Texte:
Un sursis : c’est ce que Macron aura réussi à obtenir avec l’opération de communication autour de l’émotion légitime suscitée par l’incendie de Notre Dame de Paris. En tout cas, les résultats sont plus que mitigés. En commençant par la décision de reporter l’échéance des annonces. Selon un sondage paru ce jeudi, ils ne sont que 61% dans la population à approuver le report, un chiffre à mettre en regard avec la grande émotion qu’a suscité l’incendie de cet édifice historique.

Certes, la manœuvre a permis au gouvernement de reprendre 3 points de popularité dans les sondages mais sur le fond rien n’est réglé. Si l’idée d’une baisse d’impôt pour les personnes payant les premières tranches de l’impôt sur le revenu, la réindexation sur l’inflation des retraites inférieures à 2.000 euros ou la fin des fermetures d’écoles ou d’hôpitaux jusqu’à la fin du quinquennat sont jugées « conforme aux attentes », le problème principal pour Macron est sur les moyens de les financer, dans un contexte où le président des riches exclut d’emblée la solution de prendre sur les grands fortunes. Les pistes évoquées dans le camp gouvernemental suscitent une large opposition : les personnes interrogées sont très majoritairement contre la suppression d’un ou deux jours fériés (à 78%), ils sont 70% à être contre un report du l’âge de la retraite et 50% des sondés se disent opposés à l’idée de revenir sur les 35 heures.

Fondamentalement, l’épisode de la cathédrale n’a pas changé l’état de l’opinion, et en particulier des Gilets Jaunes qui continuent de s’opposer au gouvernement tous les samedis dans la rue. Or, leurs revendications vont bien plus loin que les mesurettes annoncées par le gouvernement. A commencer par le fait de taxer dans le portefeuille des grandes fortunes et du grand patronat, dont ils ont montré l’étendue en finançant par centaines de millions d’euros la rénovation de Notre Dame. Selon le même sondage, 76% de la population souhaiterait voir revenir l’ISF.

C’est dans ce contexte que la phase numéro 2 de la récupération politique du drame de l’incendie intervient, avec Castaner comme chef d’orchestre. Le ministre de l’intérieur est sur la sellette et a été sèchement recadré par Edouard Philippe au dernier conseil des ministres : « Être ministre, c’est 24 heures sur 24, y compris en termes de comportement » aurait-il déclaré.

Un message entendu à 100% par l’intéressé qui s’est illustré avec une rhétorique particulièrement virulente contre les Gilets Jaunes. Dans un discours ubuesque, Castaner a estimé que l’acte 23 serait « l’acte ultime, Paris capitale de l’émeute sous-titré ’’appel à la révolution, black bloc et gilets jaunes’’ ». Le préfet a annoncé interdire tout parcours à proximité de la cathédrale, sous-entendant sans aucune preuve que des manifestants pourraient s’en prendre à l’édifice. Et celui-ci d’évoquer « les polémiques indignes sur la générosité entretenue par certains » et « les théories complotistes les plus absurdes », animées selon lui par un bloc commun entre les « complotistes », la « fachosphère » et même « la mouvance djihadiste ». Rien que ça !

Entrées d'un jeu de données

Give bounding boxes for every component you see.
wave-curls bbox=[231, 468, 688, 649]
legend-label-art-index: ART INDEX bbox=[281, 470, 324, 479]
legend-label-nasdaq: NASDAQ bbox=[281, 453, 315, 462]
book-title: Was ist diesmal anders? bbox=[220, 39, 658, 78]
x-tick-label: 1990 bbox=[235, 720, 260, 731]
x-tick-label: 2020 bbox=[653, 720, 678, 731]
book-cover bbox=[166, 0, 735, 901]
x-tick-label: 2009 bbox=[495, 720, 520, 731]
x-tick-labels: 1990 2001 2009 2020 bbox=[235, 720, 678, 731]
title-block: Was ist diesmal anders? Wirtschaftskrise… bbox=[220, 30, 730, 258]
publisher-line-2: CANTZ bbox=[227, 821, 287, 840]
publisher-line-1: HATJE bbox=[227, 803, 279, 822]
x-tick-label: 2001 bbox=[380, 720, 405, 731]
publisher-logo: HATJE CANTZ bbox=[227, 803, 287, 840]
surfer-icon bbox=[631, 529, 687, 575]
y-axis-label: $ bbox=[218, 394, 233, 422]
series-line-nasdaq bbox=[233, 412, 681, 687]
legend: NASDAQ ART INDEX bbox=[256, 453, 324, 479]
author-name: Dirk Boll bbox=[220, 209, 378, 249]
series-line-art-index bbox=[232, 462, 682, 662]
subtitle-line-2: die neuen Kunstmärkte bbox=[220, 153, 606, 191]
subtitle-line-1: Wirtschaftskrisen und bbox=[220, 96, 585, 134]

Exercices à résoudre:
1/ Résumez le texte en deux phrases.
2/ Recopiez le passage du texte qui va de « Un sursis : c’est » jusqu'à « cet édifice historique. ».
Les entrées proviennent d'une autre source que le texte.

Réponses attendues:
1/ L'opération de communication de Macron autour de l'incendie de Notre Dame ne lui a valu qu'un sursis : le gouvernement a regagné 3 points de popularité, mais les pistes évoquées pour financer ses mesures suscitent une large opposition et les Gilets Jaunes continuent de s'opposer à lui chaque samedi. Dans ce contexte, Castaner, recadré par Edouard Philippe, a tenu un discours particulièrement virulent contre les Gilets Jaunes, tandis que le préfet a interdit tout parcours à proximité de la cathédrale.

2/
Un sursis : c’est ce que Macron aura réussi à obtenir avec l’opération de communication autour de l’émotion légitime suscitée par l’incendie de Notre Dame de Paris. En tout cas, les résultats sont plus que mitigés. En commençant par la décision de reporter l’échéance des annonces. Selon un sondage paru ce jeudi, ils ne sont que 61% dans la population à approuver le report, un chiffre à mettre en regard avec la grande émotion qu’a suscité l’incendie de cet édifice historique.